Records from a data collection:
start

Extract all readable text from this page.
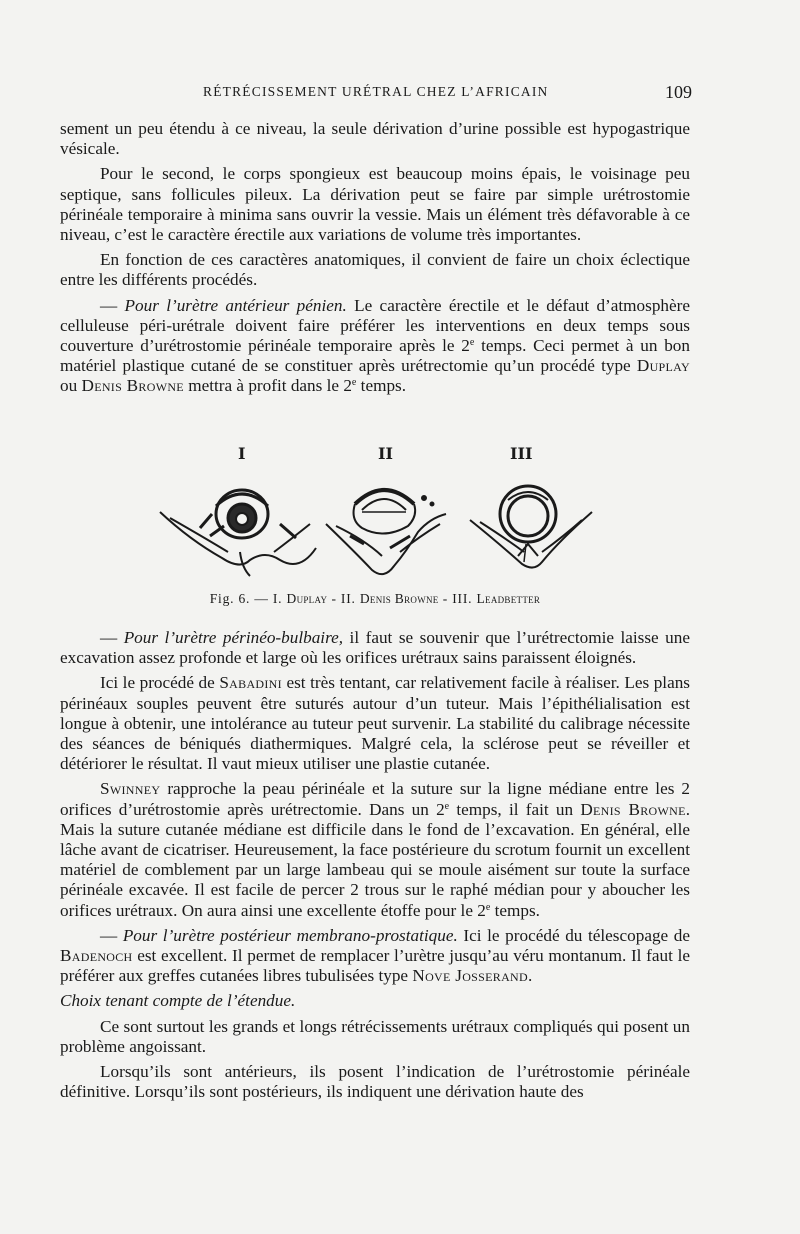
RÉTRÉCISSEMENT URÉTRAL CHEZ L’AFRICAIN	109

sement un peu étendu à ce niveau, la seule dérivation d’urine possible est hypogastrique vésicale.

Pour le second, le corps spongieux est beaucoup moins épais, le voisinage peu septique, sans follicules pileux. La dérivation peut se faire par simple urétrostomie périnéale temporaire à minima sans ouvrir la vessie. Mais un élément très défavorable à ce niveau, c’est le caractère érectile aux variations de volume très importantes.

En fonction de ces caractères anatomiques, il convient de faire un choix éclectique entre les différents procédés.

— Pour l’urètre antérieur pénien. Le caractère érectile et le défaut d’atmosphère celluleuse péri-urétrale doivent faire préférer les interventions en deux temps sous couverture d’urétrostomie périnéale temporaire après le 2e temps. Ceci permet à un bon matériel plastique cutané de se constituer après urétrectomie qu’un procédé type Duplay ou Denis Browne mettra à profit dans le 2e temps.

I	II	III
Fig. 6. — I. Duplay - II. Denis Browne - III. Leadbetter

— Pour l’urètre périnéo-bulbaire, il faut se souvenir que l’urétrectomie laisse une excavation assez profonde et large où les orifices urétraux sains paraissent éloignés.

Ici le procédé de Sabadini est très tentant, car relativement facile à réaliser. Les plans périnéaux souples peuvent être suturés autour d’un tuteur. Mais l’épithélialisation est longue à obtenir, une intolérance au tuteur peut survenir. La stabilité du calibrage nécessite des séances de béniqués diathermiques. Malgré cela, la sclérose peut se réveiller et détériorer le résultat. Il vaut mieux utiliser une plastie cutanée.

Swinney rapproche la peau périnéale et la suture sur la ligne médiane entre les 2 orifices d’urétrostomie après urétrectomie. Dans un 2e temps, il fait un Denis Browne. Mais la suture cutanée médiane est difficile dans le fond de l’excavation. En général, elle lâche avant de cicatriser. Heureusement, la face postérieure du scrotum fournit un excellent matériel de comblement par un large lambeau qui se moule aisément sur toute la surface périnéale excavée. Il est facile de percer 2 trous sur le raphé médian pour y aboucher les orifices urétraux. On aura ainsi une excellente étoffe pour le 2e temps.

— Pour l’urètre postérieur membrano-prostatique. Ici le procédé du télescopage de Badenoch est excellent. Il permet de remplacer l’urètre jusqu’au véru montanum. Il faut le préférer aux greffes cutanées libres tubulisées type Nove Josserand.

Choix tenant compte de l’étendue.

Ce sont surtout les grands et longs rétrécissements urétraux compliqués qui posent un problème angoissant.

Lorsqu’ils sont antérieurs, ils posent l’indication de l’urétrostomie périnéale définitive. Lorsqu’ils sont postérieurs, ils indiquent une dérivation haute des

end

## WHAT YOU NEED TO DO
Copy all lines above containing the string "peut".

## SOLUTION
Pour le second, le corps spongieux est beaucoup moins épais, le voisinage peu septique, sans follicules pileux. La dérivation peut se faire par simple urétrostomie périnéale temporaire à minima sans ouvrir la vessie. Mais un élément très défavorable à ce niveau, c’est le caractère érectile aux variations de volume très importantes.
Ici le procédé de Sabadini est très tentant, car relativement facile à réaliser. Les plans périnéaux souples peuvent être suturés autour d’un tuteur. Mais l’épithélialisation est longue à obtenir, une intolérance au tuteur peut survenir. La stabilité du calibrage nécessite des séances de béniqués diathermiques. Malgré cela, la sclérose peut se réveiller et détériorer le résultat. Il vaut mieux utiliser une plastie cutanée.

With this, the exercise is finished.